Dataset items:
____________

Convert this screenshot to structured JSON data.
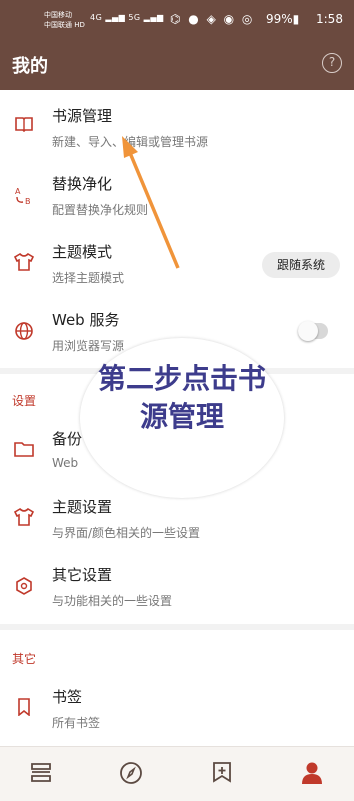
{
  "status_bar": {
    "carrier1": "中国移动",
    "carrier2": "中国联通 HD",
    "signal": "4G ▂▄▆ 5G ▂▄▆",
    "icons": "⌬ ● ◈ ◉ ◎",
    "battery": "99%▮",
    "time": "1:58"
  },
  "app_bar": {
    "title": "我的",
    "help_icon": "?"
  },
  "items": {
    "source": {
      "title": "书源管理",
      "sub": "新建、导入、编辑或管理书源"
    },
    "replace": {
      "title": "替换净化",
      "sub": "配置替换净化规则"
    },
    "theme_mode": {
      "title": "主题模式",
      "sub": "选择主题模式",
      "chip": "跟随系统"
    },
    "web": {
      "title": "Web 服务",
      "sub": "用浏览器写源",
      "toggle_on": false
    },
    "backup": {
      "title": "备份",
      "sub": "Web"
    },
    "theme_settings": {
      "title": "主题设置",
      "sub": "与界面/颜色相关的一些设置"
    },
    "other_settings": {
      "title": "其它设置",
      "sub": "与功能相关的一些设置"
    },
    "bookmarks": {
      "title": "书签",
      "sub": "所有书签"
    }
  },
  "sections": {
    "settings": "设置",
    "other": "其它"
  },
  "tutorial": {
    "bubble_text": "第二步点击书源管理",
    "arrow_color": "#f0943a"
  },
  "colors": {
    "brand": "#6b4a3f",
    "accent": "#c0392b",
    "tutorial_text": "#3d3c8c"
  },
  "bottom_nav": {
    "bookshelf_icon": "☰",
    "discover_icon": "◈",
    "rss_icon": "⊞",
    "profile_icon": "●"
  }
}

____________

__Aim__
What is the number of lines in these records that contain "title"? Reply with the number only.

__Answer for the task__
9